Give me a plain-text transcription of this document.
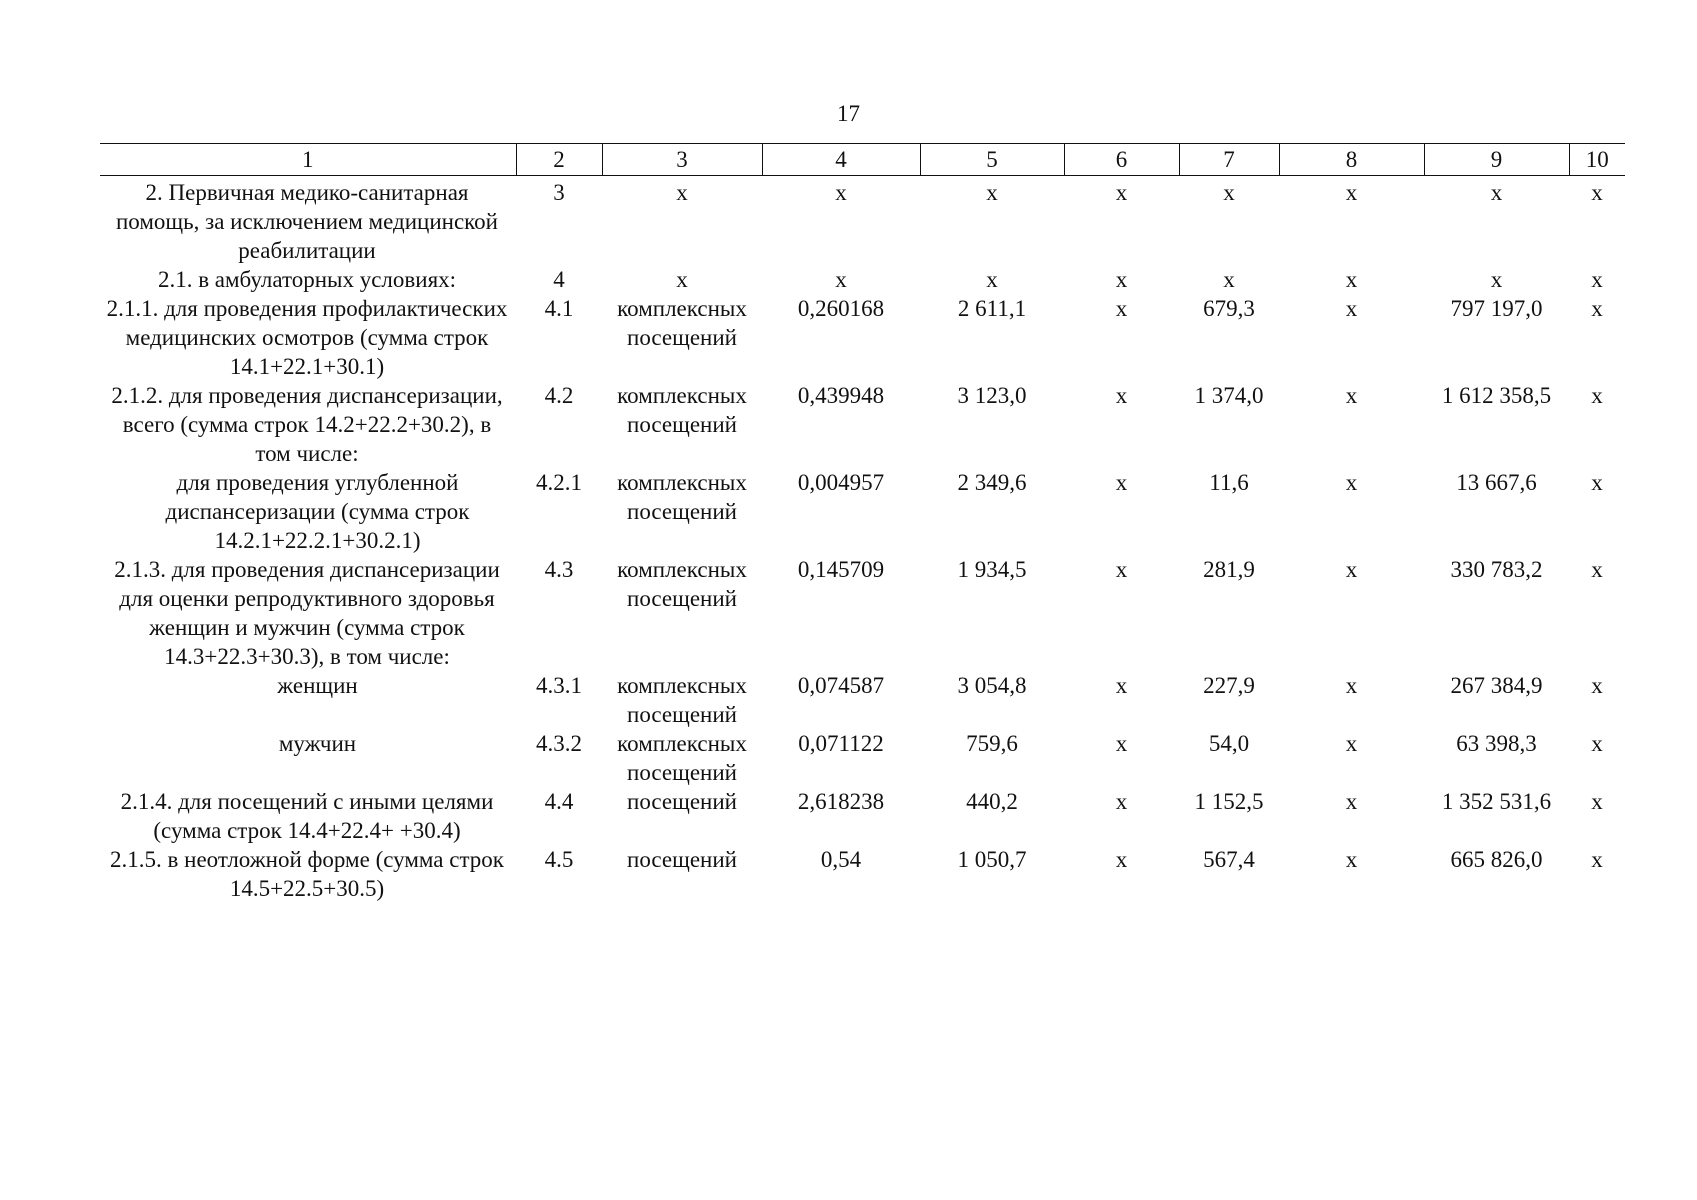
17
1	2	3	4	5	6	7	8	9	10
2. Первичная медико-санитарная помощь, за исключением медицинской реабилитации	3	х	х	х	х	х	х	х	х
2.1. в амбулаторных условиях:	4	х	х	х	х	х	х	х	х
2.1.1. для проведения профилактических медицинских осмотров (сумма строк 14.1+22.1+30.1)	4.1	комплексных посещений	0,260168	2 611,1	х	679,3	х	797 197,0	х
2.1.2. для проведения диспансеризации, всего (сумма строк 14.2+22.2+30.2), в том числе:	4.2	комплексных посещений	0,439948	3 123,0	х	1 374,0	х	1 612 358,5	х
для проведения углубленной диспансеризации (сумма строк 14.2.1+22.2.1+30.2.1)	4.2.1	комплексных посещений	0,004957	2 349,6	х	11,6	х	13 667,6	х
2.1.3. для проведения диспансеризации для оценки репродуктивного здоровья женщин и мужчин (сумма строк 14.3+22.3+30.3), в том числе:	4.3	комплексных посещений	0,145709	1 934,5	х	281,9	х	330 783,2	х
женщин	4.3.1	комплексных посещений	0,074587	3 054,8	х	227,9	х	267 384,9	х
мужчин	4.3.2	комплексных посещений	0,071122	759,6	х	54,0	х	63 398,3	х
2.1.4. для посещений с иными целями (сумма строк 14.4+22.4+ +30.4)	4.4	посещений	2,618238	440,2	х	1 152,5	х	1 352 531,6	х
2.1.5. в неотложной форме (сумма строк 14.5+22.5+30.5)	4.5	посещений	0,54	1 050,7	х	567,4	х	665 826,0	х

=======

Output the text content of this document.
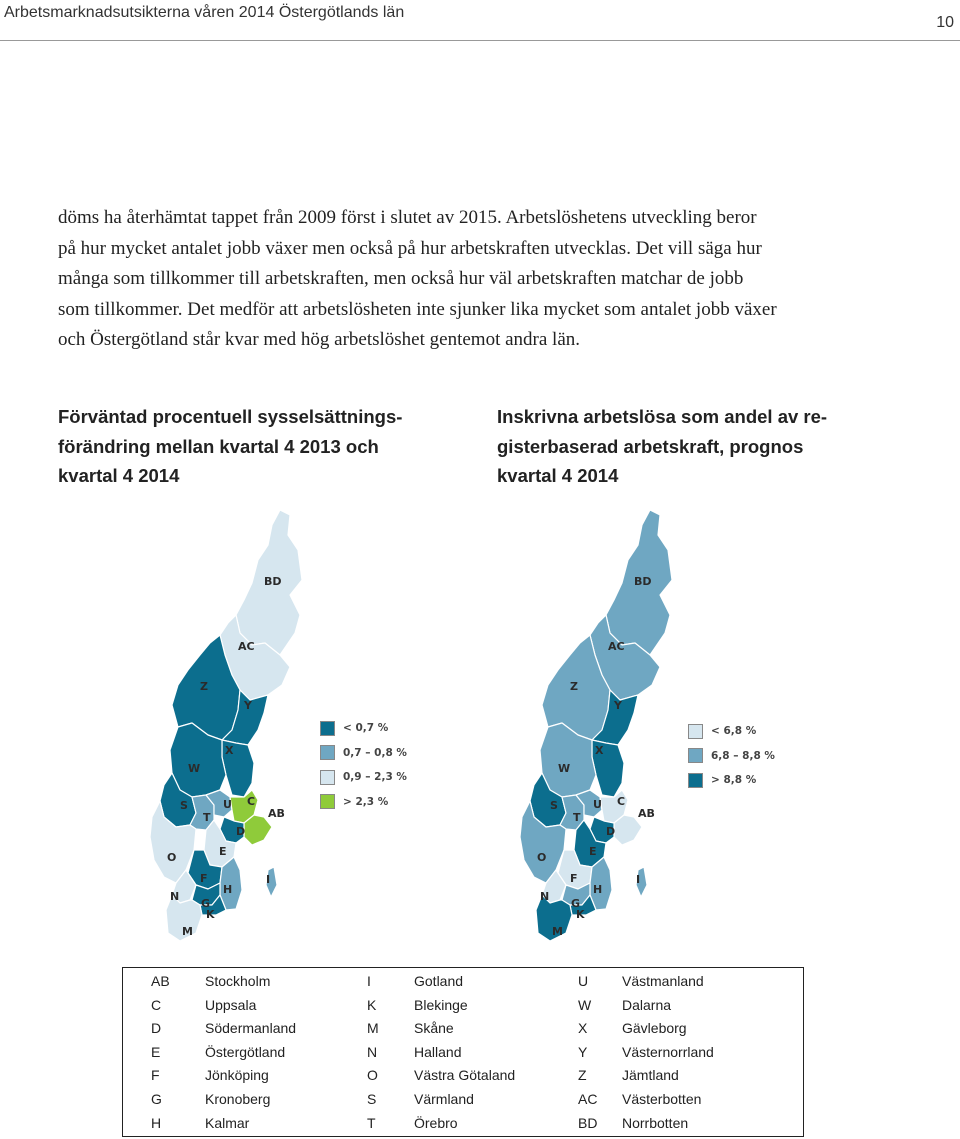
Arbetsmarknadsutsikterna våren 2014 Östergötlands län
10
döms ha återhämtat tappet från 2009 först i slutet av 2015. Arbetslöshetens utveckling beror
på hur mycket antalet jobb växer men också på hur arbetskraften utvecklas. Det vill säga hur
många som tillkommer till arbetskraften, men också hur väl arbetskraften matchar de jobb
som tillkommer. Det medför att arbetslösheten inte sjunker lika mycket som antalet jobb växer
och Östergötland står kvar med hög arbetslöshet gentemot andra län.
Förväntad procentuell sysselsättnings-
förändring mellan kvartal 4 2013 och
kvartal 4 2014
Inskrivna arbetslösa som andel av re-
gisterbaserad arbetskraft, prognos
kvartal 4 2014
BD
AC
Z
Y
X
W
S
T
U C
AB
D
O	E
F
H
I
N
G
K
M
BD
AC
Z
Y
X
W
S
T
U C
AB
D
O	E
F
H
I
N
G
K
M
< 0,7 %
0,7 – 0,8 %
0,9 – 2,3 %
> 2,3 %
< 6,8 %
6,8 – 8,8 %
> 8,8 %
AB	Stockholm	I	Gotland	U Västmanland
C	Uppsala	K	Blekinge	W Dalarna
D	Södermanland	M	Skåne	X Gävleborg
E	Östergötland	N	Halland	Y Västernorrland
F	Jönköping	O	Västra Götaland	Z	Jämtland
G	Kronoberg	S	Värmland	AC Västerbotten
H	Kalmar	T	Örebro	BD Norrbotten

=======

(Prompt): Using the records above, copy every line that has the word "mycket" in it.

(The output):
på hur mycket antalet jobb växer men också på hur arbetskraften utvecklas. Det vill säga hur
som tillkommer. Det medför att arbetslösheten inte sjunker lika mycket som antalet jobb växer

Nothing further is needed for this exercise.